## Start

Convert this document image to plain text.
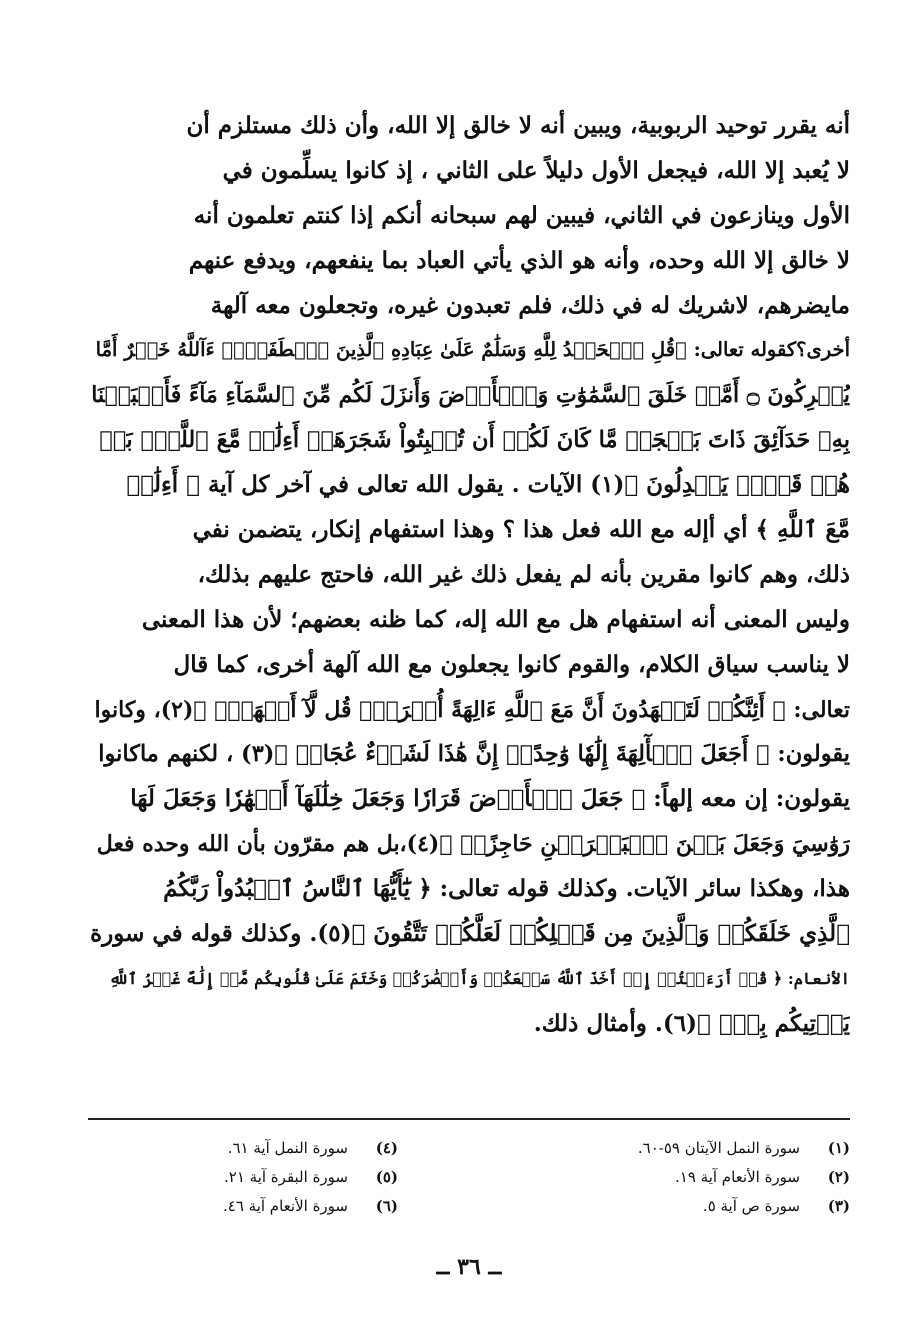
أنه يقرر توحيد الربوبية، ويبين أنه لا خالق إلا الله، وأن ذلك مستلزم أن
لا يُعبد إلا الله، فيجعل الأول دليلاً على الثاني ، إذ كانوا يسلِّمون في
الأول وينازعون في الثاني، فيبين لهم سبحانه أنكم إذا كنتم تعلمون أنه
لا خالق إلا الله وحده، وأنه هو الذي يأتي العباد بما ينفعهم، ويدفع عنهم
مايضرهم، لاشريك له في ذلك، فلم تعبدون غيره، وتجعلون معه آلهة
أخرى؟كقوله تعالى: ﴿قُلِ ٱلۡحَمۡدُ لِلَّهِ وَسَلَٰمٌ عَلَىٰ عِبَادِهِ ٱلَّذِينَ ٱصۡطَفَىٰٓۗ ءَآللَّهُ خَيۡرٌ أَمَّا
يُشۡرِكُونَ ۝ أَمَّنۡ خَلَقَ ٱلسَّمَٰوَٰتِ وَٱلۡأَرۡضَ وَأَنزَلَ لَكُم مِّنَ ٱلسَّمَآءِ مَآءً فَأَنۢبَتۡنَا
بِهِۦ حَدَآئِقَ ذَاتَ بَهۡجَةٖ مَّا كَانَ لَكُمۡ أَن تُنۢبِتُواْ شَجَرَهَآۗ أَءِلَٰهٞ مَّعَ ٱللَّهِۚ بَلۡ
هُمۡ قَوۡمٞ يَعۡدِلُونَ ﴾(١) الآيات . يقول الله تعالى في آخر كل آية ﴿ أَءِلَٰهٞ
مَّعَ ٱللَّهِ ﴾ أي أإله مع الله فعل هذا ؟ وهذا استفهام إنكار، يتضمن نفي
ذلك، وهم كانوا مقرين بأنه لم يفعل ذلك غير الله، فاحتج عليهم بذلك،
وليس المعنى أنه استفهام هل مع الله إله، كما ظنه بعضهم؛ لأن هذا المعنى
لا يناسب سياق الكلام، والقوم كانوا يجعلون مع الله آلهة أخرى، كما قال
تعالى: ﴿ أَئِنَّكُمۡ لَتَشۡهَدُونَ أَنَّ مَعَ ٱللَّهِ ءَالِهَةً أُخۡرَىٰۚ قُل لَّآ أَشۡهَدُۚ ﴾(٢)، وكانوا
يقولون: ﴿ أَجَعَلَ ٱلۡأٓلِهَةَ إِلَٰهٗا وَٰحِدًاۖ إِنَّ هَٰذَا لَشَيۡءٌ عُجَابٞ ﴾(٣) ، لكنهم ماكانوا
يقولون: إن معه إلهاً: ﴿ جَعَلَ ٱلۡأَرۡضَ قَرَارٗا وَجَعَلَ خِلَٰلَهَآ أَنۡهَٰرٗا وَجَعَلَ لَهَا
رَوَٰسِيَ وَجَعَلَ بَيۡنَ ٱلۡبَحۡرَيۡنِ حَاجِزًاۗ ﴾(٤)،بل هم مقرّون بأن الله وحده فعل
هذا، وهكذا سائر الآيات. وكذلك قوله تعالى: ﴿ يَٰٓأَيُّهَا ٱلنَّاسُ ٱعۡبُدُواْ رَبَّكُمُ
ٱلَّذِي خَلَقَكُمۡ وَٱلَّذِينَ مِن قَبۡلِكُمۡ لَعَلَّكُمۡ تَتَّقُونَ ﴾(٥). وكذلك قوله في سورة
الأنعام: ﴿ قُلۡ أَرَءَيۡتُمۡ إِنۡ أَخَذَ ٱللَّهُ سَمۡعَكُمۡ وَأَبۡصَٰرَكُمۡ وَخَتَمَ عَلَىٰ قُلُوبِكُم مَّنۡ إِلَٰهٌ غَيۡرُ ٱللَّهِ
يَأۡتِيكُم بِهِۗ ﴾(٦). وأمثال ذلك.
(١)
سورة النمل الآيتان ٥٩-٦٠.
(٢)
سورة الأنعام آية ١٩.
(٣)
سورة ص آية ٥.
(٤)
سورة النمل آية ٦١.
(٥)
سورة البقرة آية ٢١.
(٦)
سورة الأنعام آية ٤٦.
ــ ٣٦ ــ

## End
## Start

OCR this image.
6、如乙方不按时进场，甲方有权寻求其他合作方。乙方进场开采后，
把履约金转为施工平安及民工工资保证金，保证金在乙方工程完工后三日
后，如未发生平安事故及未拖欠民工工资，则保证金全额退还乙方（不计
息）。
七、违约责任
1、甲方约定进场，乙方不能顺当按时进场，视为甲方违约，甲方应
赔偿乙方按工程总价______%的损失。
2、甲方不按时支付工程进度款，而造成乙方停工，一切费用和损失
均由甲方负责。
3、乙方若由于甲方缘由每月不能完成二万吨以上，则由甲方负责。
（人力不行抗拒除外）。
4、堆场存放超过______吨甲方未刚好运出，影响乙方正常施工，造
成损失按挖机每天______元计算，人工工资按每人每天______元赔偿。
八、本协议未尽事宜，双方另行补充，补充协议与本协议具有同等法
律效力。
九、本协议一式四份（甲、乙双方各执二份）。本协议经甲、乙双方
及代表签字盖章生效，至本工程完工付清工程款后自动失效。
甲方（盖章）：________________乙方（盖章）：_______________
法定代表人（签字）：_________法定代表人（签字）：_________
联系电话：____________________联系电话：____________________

## End
## Start

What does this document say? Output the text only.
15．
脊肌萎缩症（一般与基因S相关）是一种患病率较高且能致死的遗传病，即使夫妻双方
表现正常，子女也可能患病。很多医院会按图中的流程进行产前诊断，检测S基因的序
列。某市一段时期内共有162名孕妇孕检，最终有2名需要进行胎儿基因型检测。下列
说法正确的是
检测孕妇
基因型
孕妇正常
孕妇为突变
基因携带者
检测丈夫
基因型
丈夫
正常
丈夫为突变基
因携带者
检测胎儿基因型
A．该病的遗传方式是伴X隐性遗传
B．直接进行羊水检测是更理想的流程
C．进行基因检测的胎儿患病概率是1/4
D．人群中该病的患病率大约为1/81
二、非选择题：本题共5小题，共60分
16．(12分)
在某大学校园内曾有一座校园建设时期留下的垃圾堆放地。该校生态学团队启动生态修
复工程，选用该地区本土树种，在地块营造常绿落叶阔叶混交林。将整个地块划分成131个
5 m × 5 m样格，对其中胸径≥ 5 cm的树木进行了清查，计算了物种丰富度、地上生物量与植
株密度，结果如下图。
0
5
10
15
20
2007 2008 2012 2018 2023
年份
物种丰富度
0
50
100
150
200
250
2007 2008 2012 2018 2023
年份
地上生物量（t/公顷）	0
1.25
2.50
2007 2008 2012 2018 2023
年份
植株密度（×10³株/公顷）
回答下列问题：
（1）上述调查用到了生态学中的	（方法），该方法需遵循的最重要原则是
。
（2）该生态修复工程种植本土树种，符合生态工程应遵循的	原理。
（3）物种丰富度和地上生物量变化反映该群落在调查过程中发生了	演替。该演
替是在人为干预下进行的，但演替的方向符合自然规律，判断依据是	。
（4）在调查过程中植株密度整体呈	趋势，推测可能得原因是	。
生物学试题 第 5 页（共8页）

## End

Which lines above contain "الأنعام"? Show each of them.

الأنعام: ﴿ قُلۡ أَرَءَيۡتُمۡ إِنۡ أَخَذَ ٱللَّهُ سَمۡعَكُمۡ وَأَبۡصَٰرَكُمۡ وَخَتَمَ عَلَىٰ قُلُوبِكُم مَّنۡ إِلَٰهٌ غَيۡرُ ٱللَّهِ
سورة الأنعام آية ١٩.
سورة الأنعام آية ٤٦.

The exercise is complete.